Task details
Restate the full listing word for word and leave the pictures out.

Stored data entries:
□ □ □ □ □ □ □
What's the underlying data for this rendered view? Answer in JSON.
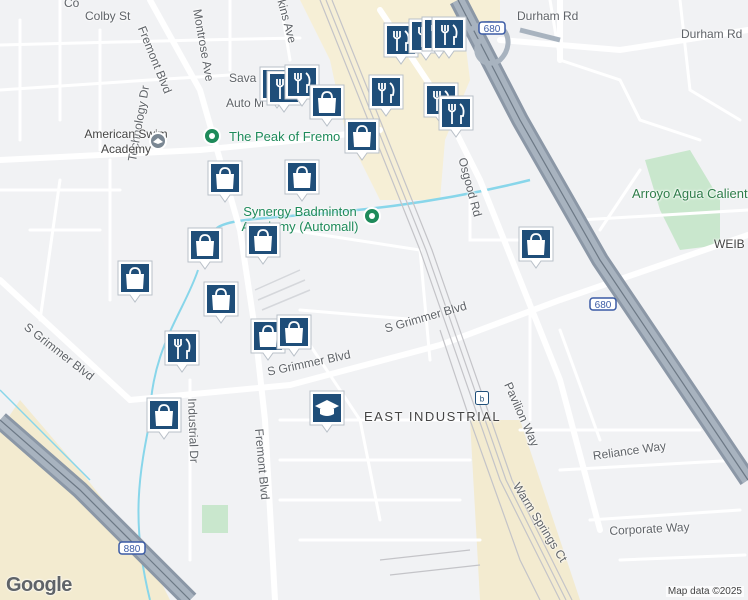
{
  "map": {
    "area_label": "EAST INDUSTRIAL",
    "park_label": "Arroyo Agua Caliente Park",
    "poi_peak": "The Peak of Fremo",
    "poi_synergy": "Synergy Badminton Academy (Automall)",
    "poi_swim": "American Swim Academy",
    "freeway_shield": "680",
    "freeway_shield_south": "880",
    "attribution": "Map data ©2025",
    "logo": "Google"
  },
  "street_labels": {
    "colby": "Colby St",
    "montrose": "Montrose Ave",
    "fremont_north": "Fremont Blvd",
    "fremont_south": "Fremont Blvd",
    "durham_west": "Durham Rd",
    "durham_east": "Durham Rd",
    "osgood": "Osgood Rd",
    "grimmer_east": "S Grimmer Blvd",
    "grimmer_mid": "S Grimmer Blvd",
    "grimmer_west": "S Grimmer Blvd",
    "technology": "Technology Dr",
    "industrial": "Industrial Dr",
    "pavilion": "Pavilion Way",
    "reliance": "Reliance Way",
    "corporate": "Corporate Way",
    "warm_springs": "Warm Springs Ct",
    "weib": "WEIB",
    "auto_mall": "Auto M",
    "sava": "Sava",
    "hopkins": "kins Ave",
    "colfax": "Co"
  },
  "pins": [
    {
      "icon": "fork-knife-icon"
    },
    {
      "icon": "fork-knife-icon"
    },
    {
      "icon": "fork-knife-icon"
    },
    {
      "icon": "fork-knife-icon"
    },
    {
      "icon": "coffee-icon"
    },
    {
      "icon": "fork-knife-icon"
    },
    {
      "icon": "fork-knife-icon"
    },
    {
      "icon": "fork-knife-icon"
    },
    {
      "icon": "fork-knife-icon"
    },
    {
      "icon": "fork-knife-icon"
    },
    {
      "icon": "shopping-bag-icon"
    },
    {
      "icon": "shopping-bag-icon"
    },
    {
      "icon": "shopping-bag-icon"
    },
    {
      "icon": "shopping-bag-icon"
    },
    {
      "icon": "shopping-bag-icon"
    },
    {
      "icon": "shopping-bag-icon"
    },
    {
      "icon": "shopping-bag-icon"
    },
    {
      "icon": "shopping-bag-icon"
    },
    {
      "icon": "shopping-bag-icon"
    },
    {
      "icon": "shopping-bag-icon"
    },
    {
      "icon": "shopping-bag-icon"
    },
    {
      "icon": "shopping-bag-icon"
    },
    {
      "icon": "fork-knife-icon"
    },
    {
      "icon": "graduation-cap-icon"
    }
  ],
  "colors": {
    "pin_fill": "#1f4e79",
    "freeway": "#8e9aa8",
    "water": "#7fd3e8",
    "park": "#c8e6c9",
    "commercial": "#f4ecd0"
  }
}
□ □ □ □ □ □ □
The result
What's the underlying data for this rendered view? Answer in JSON.
{
  "map": {
    "area_label": "EAST INDUSTRIAL",
    "park_label": "Arroyo Agua Caliente Park",
    "poi_peak": "The Peak of Fremo",
    "poi_synergy": "Synergy Badminton Academy (Automall)",
    "poi_swim": "American Swim Academy",
    "freeway_shield": "680",
    "freeway_shield_south": "880",
    "attribution": "Map data ©2025",
    "logo": "Google"
  },
  "street_labels": {
    "colby": "Colby St",
    "montrose": "Montrose Ave",
    "fremont_north": "Fremont Blvd",
    "fremont_south": "Fremont Blvd",
    "durham_west": "Durham Rd",
    "durham_east": "Durham Rd",
    "osgood": "Osgood Rd",
    "grimmer_east": "S Grimmer Blvd",
    "grimmer_mid": "S Grimmer Blvd",
    "grimmer_west": "S Grimmer Blvd",
    "technology": "Technology Dr",
    "industrial": "Industrial Dr",
    "pavilion": "Pavilion Way",
    "reliance": "Reliance Way",
    "corporate": "Corporate Way",
    "warm_springs": "Warm Springs Ct",
    "weib": "WEIB",
    "auto_mall": "Auto M",
    "sava": "Sava",
    "hopkins": "kins Ave",
    "colfax": "Co"
  },
  "pins": [
    {
      "icon": "fork-knife-icon"
    },
    {
      "icon": "fork-knife-icon"
    },
    {
      "icon": "fork-knife-icon"
    },
    {
      "icon": "fork-knife-icon"
    },
    {
      "icon": "coffee-icon"
    },
    {
      "icon": "fork-knife-icon"
    },
    {
      "icon": "fork-knife-icon"
    },
    {
      "icon": "fork-knife-icon"
    },
    {
      "icon": "fork-knife-icon"
    },
    {
      "icon": "fork-knife-icon"
    },
    {
      "icon": "shopping-bag-icon"
    },
    {
      "icon": "shopping-bag-icon"
    },
    {
      "icon": "shopping-bag-icon"
    },
    {
      "icon": "shopping-bag-icon"
    },
    {
      "icon": "shopping-bag-icon"
    },
    {
      "icon": "shopping-bag-icon"
    },
    {
      "icon": "shopping-bag-icon"
    },
    {
      "icon": "shopping-bag-icon"
    },
    {
      "icon": "shopping-bag-icon"
    },
    {
      "icon": "shopping-bag-icon"
    },
    {
      "icon": "shopping-bag-icon"
    },
    {
      "icon": "shopping-bag-icon"
    },
    {
      "icon": "fork-knife-icon"
    },
    {
      "icon": "graduation-cap-icon"
    }
  ],
  "colors": {
    "pin_fill": "#1f4e79",
    "freeway": "#8e9aa8",
    "water": "#7fd3e8",
    "park": "#c8e6c9",
    "commercial": "#f4ecd0"
  }
}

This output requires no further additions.